◆ **What you need to do**
Scan the data. Collect each line that contains the word "κάμει".

Dataset items

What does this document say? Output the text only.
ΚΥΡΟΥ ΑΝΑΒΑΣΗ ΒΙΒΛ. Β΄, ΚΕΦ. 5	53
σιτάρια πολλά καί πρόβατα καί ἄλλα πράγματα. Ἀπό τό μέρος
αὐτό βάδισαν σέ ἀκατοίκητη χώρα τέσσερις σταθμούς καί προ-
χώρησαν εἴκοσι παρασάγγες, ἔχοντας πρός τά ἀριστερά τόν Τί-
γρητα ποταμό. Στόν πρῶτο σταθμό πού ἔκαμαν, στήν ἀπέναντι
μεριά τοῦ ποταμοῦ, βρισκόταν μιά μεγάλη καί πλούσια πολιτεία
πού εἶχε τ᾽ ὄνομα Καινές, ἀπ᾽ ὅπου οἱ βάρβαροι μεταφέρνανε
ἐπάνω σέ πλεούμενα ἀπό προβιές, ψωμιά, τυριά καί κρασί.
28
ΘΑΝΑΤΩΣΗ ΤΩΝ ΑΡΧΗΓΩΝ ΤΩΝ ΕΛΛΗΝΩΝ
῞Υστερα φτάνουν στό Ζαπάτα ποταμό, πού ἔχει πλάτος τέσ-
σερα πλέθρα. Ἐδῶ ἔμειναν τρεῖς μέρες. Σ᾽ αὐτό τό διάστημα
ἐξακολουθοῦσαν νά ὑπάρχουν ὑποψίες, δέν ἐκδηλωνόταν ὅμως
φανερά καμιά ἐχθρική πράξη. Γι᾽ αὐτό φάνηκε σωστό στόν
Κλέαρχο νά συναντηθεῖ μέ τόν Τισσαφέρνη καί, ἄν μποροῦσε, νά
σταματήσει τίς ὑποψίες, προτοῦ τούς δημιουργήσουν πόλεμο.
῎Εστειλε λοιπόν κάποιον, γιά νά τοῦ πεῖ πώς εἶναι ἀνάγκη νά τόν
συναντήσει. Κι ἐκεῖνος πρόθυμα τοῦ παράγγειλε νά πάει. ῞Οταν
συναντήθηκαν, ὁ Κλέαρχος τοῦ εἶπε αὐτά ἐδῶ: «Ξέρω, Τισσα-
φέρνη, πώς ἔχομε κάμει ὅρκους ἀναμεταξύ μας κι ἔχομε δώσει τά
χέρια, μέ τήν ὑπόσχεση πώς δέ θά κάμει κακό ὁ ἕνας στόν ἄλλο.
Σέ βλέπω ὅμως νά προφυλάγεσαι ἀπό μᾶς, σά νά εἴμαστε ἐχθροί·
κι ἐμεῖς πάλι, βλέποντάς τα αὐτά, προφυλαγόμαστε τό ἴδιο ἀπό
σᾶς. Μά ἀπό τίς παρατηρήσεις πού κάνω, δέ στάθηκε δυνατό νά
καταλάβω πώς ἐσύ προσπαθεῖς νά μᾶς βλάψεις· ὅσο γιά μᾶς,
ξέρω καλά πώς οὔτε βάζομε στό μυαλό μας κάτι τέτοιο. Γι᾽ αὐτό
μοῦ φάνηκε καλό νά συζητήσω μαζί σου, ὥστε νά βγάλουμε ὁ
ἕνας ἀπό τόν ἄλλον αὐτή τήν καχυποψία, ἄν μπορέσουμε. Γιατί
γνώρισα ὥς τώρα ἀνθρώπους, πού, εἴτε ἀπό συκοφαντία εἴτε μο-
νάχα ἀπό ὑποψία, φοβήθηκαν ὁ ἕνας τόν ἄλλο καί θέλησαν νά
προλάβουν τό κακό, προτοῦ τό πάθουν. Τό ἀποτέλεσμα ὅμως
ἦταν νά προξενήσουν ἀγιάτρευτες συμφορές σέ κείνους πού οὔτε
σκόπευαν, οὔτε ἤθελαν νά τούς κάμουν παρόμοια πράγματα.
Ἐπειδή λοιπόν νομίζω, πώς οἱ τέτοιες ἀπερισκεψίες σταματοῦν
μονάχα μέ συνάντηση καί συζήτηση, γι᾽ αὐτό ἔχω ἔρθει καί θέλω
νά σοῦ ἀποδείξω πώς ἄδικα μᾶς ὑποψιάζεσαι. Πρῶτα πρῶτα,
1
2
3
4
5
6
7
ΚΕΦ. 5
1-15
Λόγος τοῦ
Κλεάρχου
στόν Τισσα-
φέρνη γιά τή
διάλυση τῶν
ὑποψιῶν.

◆ **Solution**
φέρνη, πώς ἔχομε κάμει ὅρκους ἀναμεταξύ μας κι ἔχομε δώσει τά
χέρια, μέ τήν ὑπόσχεση πώς δέ θά κάμει κακό ὁ ἕνας στόν ἄλλο.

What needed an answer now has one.